══ Record extracts ══
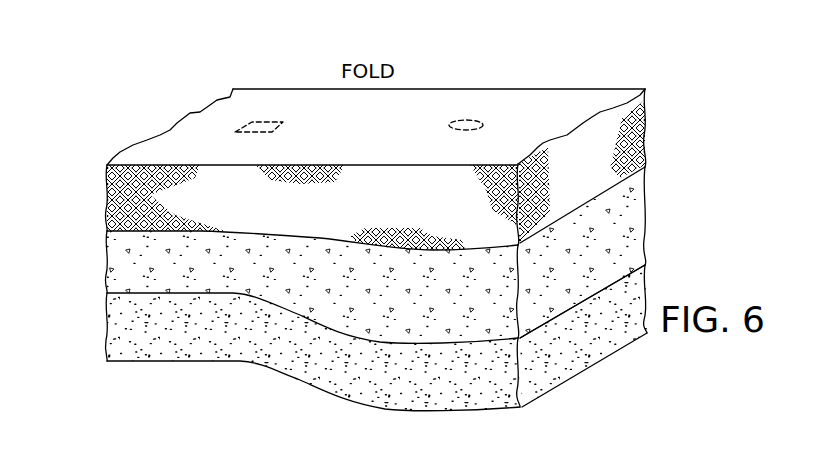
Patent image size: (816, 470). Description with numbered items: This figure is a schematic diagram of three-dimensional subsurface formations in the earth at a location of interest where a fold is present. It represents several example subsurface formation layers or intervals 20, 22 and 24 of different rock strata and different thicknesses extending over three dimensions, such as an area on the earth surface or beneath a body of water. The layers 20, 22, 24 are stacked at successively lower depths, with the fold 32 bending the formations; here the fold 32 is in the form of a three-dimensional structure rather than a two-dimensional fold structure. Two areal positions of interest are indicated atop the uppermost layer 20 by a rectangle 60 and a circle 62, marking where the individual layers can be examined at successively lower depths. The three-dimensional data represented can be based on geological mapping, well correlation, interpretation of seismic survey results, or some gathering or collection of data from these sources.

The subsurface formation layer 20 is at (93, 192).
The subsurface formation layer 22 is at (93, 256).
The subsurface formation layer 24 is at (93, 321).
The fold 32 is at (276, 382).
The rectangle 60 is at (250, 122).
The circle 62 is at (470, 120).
═══
══ Record extracts ══
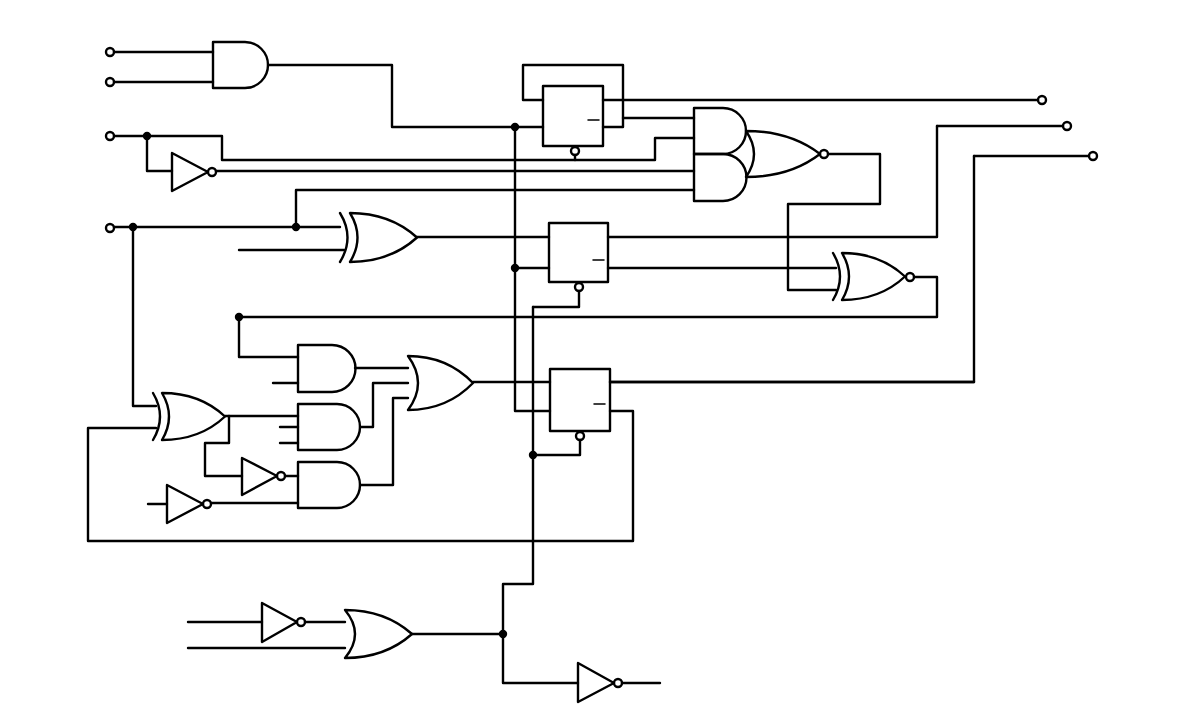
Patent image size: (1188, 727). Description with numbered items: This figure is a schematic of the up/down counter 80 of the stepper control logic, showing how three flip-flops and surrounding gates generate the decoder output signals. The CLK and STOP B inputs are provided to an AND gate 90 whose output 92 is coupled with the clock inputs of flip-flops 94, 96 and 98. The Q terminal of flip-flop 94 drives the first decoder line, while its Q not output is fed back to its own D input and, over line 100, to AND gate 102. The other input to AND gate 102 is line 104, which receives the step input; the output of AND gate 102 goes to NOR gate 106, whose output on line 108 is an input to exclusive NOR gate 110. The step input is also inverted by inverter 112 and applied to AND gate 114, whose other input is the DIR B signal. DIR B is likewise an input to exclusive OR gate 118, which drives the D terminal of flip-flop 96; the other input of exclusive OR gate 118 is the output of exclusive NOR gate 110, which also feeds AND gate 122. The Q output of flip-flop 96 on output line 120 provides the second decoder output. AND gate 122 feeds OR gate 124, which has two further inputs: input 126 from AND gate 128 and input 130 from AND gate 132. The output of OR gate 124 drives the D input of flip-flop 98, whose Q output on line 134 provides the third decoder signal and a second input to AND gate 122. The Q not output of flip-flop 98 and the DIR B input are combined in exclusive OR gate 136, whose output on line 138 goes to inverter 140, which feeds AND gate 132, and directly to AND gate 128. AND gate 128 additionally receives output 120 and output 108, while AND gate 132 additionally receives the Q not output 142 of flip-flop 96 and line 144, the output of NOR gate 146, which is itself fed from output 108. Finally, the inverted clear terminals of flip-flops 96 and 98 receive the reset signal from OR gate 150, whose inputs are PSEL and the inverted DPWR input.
═══
| Work to be completed |
Repeat the lines from the line with "Patent image size: (816, 470)." to the line with "The circle 62 is at (470, 120).", both included, in full as they stand.

| Written solution |
Patent image size: (816, 470). Description with numbered items: This figure is a schematic diagram of three-dimensional subsurface formations in the earth at a location of interest where a fold is present. It represents several example subsurface formation layers or intervals 20, 22 and 24 of different rock strata and different thicknesses extending over three dimensions, such as an area on the earth surface or beneath a body of water. The layers 20, 22, 24 are stacked at successively lower depths, with the fold 32 bending the formations; here the fold 32 is in the form of a three-dimensional structure rather than a two-dimensional fold structure. Two areal positions of interest are indicated atop the uppermost layer 20 by a rectangle 60 and a circle 62, marking where the individual layers can be examined at successively lower depths. The three-dimensional data represented can be based on geological mapping, well correlation, interpretation of seismic survey results, or some gathering or collection of data from these sources.

The subsurface formation layer 20 is at (93, 192).
The subsurface formation layer 22 is at (93, 256).
The subsurface formation layer 24 is at (93, 321).
The fold 32 is at (276, 382).
The rectangle 60 is at (250, 122).
The circle 62 is at (470, 120).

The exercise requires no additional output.